- [GOAL]: Copy each line of the records that contains the word "message".

- [STORED RECORDS]:
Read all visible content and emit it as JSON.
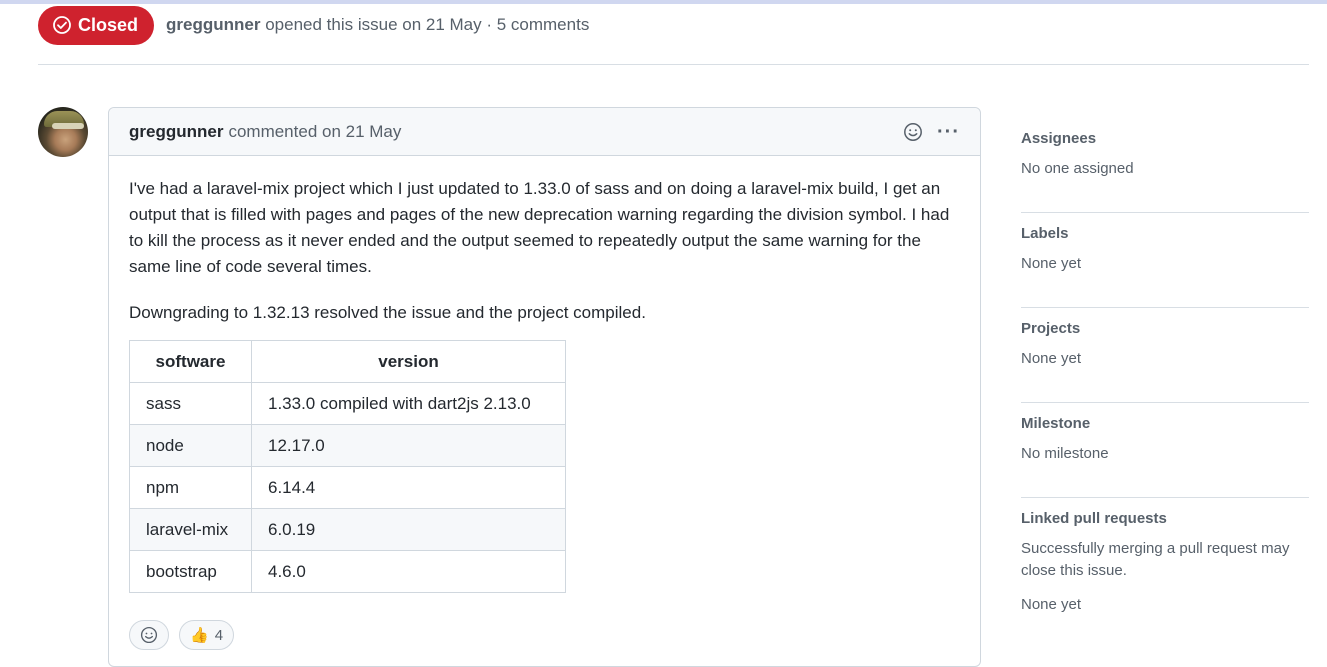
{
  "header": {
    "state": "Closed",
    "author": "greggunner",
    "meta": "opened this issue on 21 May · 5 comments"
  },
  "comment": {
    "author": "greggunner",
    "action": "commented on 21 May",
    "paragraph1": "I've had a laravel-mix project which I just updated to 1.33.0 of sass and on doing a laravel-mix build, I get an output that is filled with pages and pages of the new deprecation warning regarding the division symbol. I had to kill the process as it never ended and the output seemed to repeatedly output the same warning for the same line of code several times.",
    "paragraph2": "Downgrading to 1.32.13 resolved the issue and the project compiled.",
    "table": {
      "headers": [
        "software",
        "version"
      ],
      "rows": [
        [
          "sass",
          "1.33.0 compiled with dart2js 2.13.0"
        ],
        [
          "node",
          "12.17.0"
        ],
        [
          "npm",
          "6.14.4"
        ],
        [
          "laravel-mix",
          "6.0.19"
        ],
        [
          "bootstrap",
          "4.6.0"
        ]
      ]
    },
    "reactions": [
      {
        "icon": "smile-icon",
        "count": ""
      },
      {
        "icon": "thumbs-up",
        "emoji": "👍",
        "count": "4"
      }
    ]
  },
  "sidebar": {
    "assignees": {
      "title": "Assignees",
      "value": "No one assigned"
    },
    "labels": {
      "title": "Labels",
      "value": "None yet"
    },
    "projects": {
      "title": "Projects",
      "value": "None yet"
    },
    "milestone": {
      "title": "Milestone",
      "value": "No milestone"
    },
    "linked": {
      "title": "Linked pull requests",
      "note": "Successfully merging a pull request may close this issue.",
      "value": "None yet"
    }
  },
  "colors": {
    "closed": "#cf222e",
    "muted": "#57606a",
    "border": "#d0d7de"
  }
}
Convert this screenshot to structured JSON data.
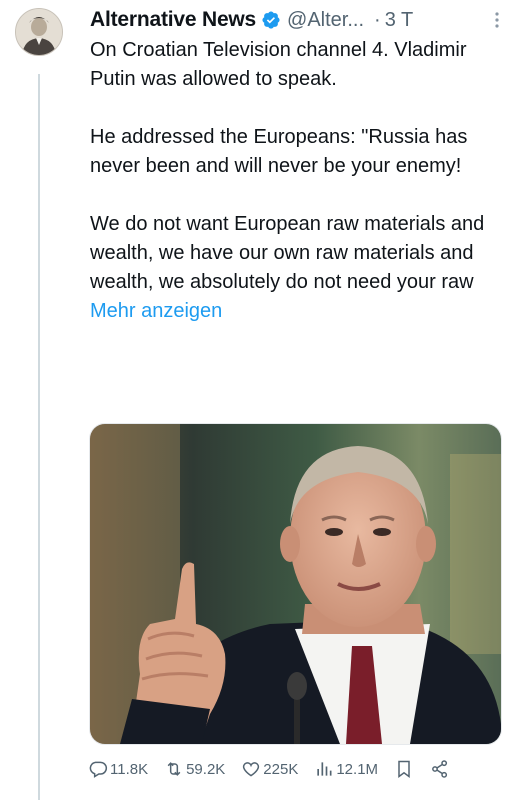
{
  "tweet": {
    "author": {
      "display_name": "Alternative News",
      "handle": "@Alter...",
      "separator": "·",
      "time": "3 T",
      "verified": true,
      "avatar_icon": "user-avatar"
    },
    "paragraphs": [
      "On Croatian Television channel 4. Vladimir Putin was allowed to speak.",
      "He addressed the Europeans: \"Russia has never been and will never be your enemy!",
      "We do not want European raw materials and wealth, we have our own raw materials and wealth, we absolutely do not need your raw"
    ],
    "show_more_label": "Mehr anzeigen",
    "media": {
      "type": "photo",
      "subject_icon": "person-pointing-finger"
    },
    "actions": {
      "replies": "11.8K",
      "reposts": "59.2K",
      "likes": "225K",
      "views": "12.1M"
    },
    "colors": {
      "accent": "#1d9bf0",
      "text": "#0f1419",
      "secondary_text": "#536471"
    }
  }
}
...
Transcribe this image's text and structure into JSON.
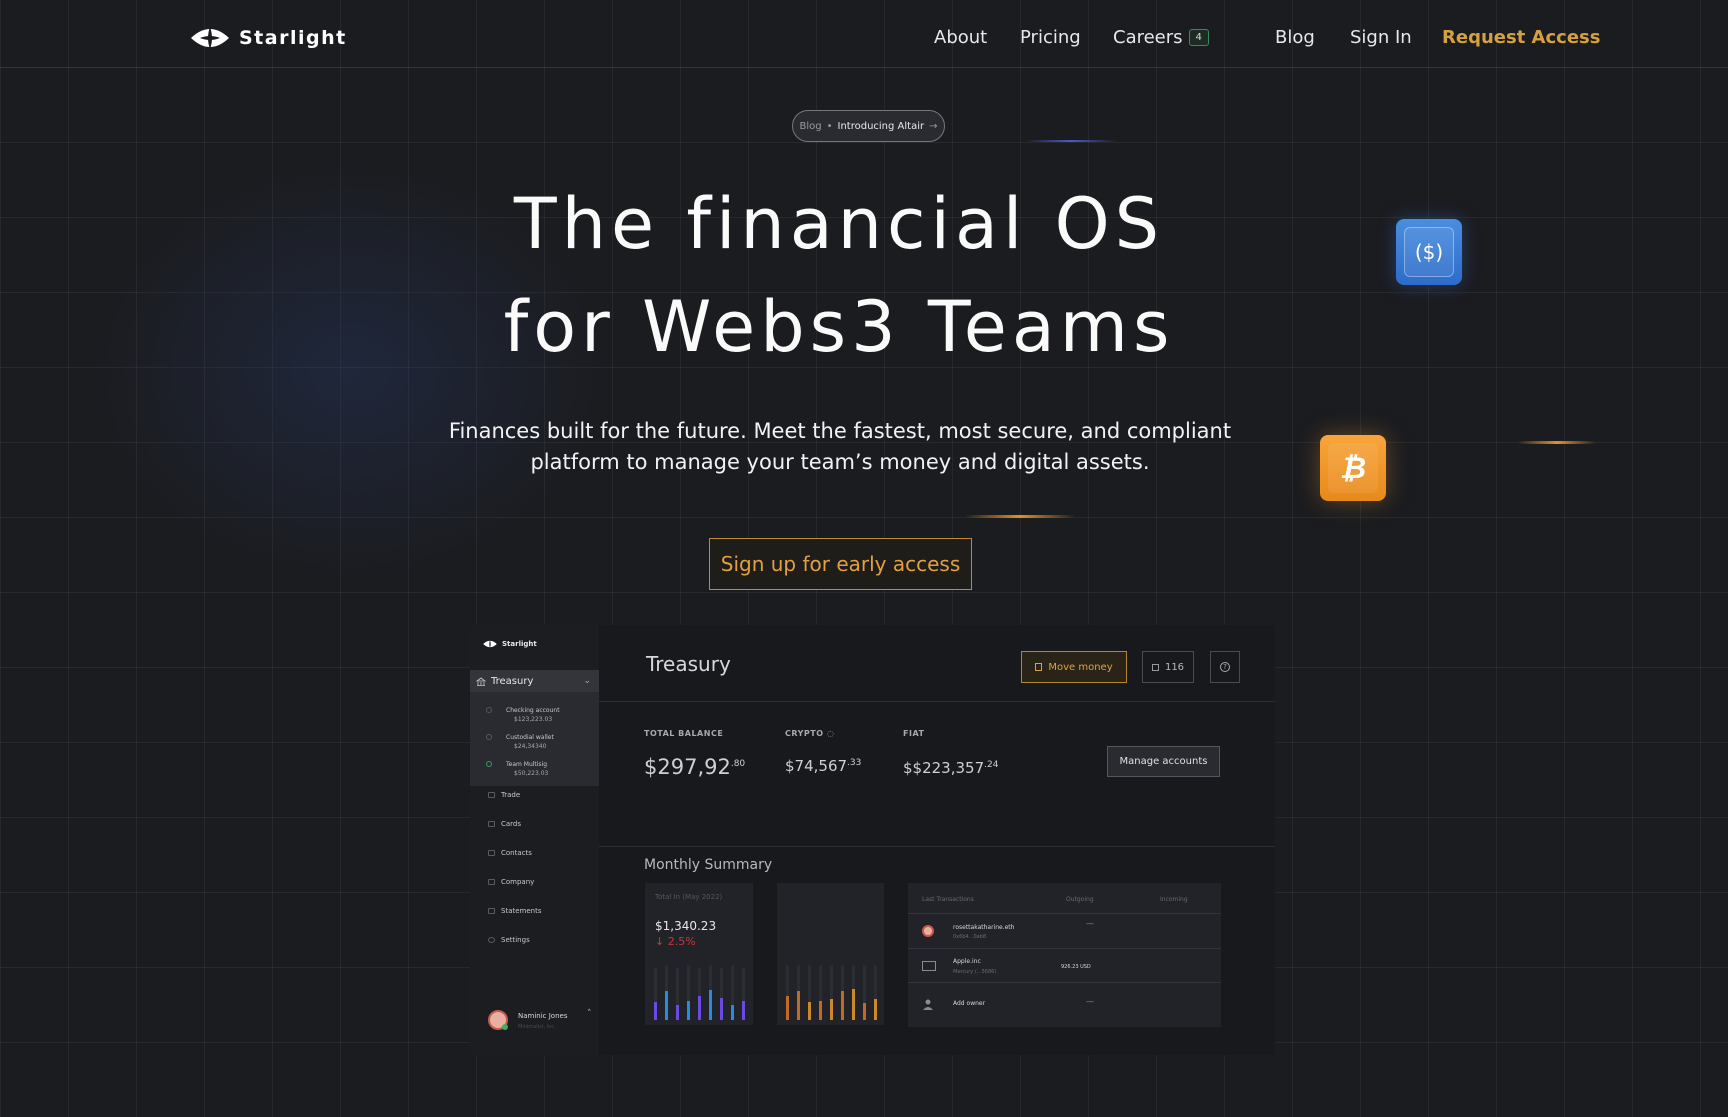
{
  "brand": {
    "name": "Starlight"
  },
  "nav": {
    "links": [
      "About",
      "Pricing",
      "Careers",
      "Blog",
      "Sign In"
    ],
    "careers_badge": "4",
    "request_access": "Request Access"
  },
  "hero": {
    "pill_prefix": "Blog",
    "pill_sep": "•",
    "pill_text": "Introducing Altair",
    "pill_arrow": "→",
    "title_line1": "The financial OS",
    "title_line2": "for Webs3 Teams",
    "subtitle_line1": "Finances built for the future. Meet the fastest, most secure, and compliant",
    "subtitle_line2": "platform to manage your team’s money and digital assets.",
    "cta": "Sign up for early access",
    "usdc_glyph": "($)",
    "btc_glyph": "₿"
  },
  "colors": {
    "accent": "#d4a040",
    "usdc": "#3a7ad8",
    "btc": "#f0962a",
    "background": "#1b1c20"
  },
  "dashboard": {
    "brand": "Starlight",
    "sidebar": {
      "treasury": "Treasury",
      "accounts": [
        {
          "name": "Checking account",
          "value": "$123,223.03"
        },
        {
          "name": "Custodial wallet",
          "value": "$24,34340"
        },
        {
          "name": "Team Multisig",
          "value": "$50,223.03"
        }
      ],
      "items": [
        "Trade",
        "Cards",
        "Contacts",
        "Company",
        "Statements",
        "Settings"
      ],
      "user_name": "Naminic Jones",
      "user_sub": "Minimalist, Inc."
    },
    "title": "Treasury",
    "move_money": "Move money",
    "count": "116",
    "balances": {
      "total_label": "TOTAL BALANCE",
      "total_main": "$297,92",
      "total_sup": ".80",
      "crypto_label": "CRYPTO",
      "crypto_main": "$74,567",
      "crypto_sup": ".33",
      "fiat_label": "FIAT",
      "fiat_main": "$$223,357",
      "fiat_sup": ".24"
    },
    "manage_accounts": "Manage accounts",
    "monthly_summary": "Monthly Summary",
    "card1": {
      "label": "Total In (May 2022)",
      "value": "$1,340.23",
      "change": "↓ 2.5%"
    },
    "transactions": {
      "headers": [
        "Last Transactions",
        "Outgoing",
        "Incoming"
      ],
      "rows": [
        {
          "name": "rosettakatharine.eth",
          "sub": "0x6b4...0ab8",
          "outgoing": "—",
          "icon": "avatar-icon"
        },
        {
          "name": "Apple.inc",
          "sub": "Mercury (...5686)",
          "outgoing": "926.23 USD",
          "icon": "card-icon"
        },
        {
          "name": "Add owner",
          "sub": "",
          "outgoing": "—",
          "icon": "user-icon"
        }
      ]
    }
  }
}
---
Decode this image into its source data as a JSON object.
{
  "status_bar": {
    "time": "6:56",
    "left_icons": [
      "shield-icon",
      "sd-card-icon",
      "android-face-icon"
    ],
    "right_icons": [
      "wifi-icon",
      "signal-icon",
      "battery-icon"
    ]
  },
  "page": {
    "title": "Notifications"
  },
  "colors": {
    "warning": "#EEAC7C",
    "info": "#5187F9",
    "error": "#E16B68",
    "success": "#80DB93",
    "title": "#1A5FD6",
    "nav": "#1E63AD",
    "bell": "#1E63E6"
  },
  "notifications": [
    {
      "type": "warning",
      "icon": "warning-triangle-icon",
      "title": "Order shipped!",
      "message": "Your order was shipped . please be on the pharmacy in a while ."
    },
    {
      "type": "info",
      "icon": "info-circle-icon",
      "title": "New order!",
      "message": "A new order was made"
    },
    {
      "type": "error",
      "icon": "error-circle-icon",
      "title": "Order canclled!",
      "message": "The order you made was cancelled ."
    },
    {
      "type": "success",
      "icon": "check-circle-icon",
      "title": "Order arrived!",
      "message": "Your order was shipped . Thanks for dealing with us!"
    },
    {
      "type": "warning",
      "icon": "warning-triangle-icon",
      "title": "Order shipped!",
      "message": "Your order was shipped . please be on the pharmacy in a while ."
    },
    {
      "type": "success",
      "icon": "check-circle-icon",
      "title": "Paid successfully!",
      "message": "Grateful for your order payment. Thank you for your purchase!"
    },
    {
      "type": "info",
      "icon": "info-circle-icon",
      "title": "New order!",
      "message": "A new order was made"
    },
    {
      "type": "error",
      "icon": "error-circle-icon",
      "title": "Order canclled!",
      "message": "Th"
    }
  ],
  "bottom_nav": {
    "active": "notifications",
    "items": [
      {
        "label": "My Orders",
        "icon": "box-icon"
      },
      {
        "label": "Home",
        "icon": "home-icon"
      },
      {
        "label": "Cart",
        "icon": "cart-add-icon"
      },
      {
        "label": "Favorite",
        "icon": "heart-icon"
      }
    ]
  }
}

- [PROBLEM SOLUTION]:
      "message": "Your order was shipped . please be on the pharmacy in a while ."
      "message": "A new order was made"
      "message": "The order you made was cancelled ."
      "message": "Your order was shipped . Thanks for dealing with us!"
      "message": "Your order was shipped . please be on the pharmacy in a while ."
      "message": "Grateful for your order payment. Thank you for your purchase!"
      "message": "A new order was made"
      "message": "Th"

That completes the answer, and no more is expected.